Problem details
Collect every line of the records below that contains the word "экономического".

Material to process
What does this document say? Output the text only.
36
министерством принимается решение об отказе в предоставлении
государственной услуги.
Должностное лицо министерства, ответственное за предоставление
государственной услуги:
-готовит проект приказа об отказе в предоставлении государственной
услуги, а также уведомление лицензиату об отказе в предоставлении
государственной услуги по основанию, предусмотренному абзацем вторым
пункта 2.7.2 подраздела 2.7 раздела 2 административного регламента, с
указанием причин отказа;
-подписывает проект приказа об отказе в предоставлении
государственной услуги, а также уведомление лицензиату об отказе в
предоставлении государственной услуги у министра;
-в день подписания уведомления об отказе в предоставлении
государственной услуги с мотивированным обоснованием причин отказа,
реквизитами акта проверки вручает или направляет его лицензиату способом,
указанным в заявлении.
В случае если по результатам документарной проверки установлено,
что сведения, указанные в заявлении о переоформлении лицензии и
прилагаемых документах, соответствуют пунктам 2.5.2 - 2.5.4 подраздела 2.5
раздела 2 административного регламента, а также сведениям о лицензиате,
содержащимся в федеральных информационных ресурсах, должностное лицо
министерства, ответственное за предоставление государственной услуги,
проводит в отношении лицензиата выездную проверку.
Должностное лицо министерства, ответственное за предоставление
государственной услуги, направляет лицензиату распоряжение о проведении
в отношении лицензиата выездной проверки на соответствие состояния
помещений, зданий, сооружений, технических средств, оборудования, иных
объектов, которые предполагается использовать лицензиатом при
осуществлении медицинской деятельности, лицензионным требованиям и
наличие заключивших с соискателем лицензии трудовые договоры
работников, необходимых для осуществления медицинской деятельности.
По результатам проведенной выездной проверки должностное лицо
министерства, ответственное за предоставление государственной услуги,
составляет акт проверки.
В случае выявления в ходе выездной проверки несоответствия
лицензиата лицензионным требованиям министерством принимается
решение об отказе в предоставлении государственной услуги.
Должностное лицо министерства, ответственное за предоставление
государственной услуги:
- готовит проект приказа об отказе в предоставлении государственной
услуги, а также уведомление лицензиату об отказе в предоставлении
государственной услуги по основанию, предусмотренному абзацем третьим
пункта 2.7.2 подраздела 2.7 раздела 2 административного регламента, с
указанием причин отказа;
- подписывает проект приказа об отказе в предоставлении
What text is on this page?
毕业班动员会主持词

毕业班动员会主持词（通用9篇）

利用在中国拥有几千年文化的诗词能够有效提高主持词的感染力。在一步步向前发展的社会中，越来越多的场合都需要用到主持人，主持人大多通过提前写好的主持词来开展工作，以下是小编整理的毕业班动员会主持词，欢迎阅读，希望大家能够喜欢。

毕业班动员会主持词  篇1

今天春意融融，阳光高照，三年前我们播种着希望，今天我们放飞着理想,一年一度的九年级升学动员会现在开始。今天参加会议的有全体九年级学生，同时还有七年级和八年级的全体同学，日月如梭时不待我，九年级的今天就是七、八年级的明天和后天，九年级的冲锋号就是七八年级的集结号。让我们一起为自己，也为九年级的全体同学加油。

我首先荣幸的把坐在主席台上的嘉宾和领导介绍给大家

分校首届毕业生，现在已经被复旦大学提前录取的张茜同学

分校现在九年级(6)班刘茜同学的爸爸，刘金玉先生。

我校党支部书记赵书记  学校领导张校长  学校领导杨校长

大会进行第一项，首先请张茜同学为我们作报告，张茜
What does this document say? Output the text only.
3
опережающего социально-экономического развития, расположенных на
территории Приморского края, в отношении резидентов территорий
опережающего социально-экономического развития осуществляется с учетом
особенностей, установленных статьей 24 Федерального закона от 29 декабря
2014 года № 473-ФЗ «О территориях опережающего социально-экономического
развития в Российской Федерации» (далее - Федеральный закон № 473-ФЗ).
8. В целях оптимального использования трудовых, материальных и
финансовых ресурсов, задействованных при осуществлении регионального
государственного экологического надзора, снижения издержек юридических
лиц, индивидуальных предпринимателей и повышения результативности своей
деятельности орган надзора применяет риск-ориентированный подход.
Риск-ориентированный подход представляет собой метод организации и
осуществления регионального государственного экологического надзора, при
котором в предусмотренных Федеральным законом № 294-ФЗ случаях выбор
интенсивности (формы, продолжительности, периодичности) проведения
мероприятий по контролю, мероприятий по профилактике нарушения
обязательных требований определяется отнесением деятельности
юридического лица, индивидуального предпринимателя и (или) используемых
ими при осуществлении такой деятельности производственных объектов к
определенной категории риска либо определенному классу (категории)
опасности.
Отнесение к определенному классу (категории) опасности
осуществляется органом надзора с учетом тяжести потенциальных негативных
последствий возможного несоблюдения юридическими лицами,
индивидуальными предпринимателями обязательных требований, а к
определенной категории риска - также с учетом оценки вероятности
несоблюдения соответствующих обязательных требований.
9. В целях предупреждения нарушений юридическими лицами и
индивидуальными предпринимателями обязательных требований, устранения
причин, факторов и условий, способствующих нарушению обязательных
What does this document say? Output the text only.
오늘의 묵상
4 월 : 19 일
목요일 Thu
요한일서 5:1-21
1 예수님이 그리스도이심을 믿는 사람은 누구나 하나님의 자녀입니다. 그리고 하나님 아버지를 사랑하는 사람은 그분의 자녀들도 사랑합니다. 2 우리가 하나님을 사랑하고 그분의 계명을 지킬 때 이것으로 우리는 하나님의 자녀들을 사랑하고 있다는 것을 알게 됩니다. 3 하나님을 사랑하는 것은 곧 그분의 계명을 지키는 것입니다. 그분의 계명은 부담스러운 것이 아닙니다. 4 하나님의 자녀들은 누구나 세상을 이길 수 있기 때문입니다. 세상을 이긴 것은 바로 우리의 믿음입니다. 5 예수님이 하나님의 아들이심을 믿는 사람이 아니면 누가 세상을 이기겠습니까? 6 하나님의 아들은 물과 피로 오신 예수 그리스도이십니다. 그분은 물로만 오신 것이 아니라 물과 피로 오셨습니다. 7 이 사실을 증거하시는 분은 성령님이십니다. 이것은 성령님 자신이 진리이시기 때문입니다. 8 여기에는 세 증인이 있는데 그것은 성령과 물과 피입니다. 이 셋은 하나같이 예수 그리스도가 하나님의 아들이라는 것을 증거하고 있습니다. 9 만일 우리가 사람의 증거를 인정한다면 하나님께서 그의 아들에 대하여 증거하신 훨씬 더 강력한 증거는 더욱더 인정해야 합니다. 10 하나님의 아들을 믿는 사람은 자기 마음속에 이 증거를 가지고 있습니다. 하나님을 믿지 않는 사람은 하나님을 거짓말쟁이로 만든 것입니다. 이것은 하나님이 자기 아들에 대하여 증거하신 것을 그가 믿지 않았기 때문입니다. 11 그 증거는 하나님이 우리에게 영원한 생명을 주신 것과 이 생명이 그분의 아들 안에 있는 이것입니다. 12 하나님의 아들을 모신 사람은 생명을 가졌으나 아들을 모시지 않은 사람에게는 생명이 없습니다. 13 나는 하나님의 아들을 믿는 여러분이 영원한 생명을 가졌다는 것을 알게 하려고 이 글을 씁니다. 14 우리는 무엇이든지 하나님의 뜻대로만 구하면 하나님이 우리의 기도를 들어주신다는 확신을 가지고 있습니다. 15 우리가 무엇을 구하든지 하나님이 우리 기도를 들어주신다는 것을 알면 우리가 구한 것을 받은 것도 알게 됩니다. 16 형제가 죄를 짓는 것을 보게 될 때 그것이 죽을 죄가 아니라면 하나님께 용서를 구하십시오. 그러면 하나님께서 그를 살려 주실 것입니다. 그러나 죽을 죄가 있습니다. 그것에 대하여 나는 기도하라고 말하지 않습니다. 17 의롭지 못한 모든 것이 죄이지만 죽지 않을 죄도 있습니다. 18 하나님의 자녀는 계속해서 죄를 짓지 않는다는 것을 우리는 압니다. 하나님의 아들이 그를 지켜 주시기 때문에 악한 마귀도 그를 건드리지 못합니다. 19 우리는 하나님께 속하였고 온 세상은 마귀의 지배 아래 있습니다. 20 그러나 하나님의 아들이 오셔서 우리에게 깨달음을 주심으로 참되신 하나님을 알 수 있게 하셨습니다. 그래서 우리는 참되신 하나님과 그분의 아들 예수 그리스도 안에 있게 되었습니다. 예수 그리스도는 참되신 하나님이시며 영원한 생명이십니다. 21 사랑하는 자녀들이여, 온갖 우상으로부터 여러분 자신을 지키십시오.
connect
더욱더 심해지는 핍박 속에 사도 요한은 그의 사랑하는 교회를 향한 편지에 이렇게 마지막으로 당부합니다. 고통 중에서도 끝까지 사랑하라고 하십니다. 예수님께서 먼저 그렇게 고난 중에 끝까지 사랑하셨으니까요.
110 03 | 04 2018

The solution
опережающего социально-экономического развития, расположенных на
опережающего социально-экономического развития осуществляется с учетом
2014 года № 473-ФЗ «О территориях опережающего социально-экономического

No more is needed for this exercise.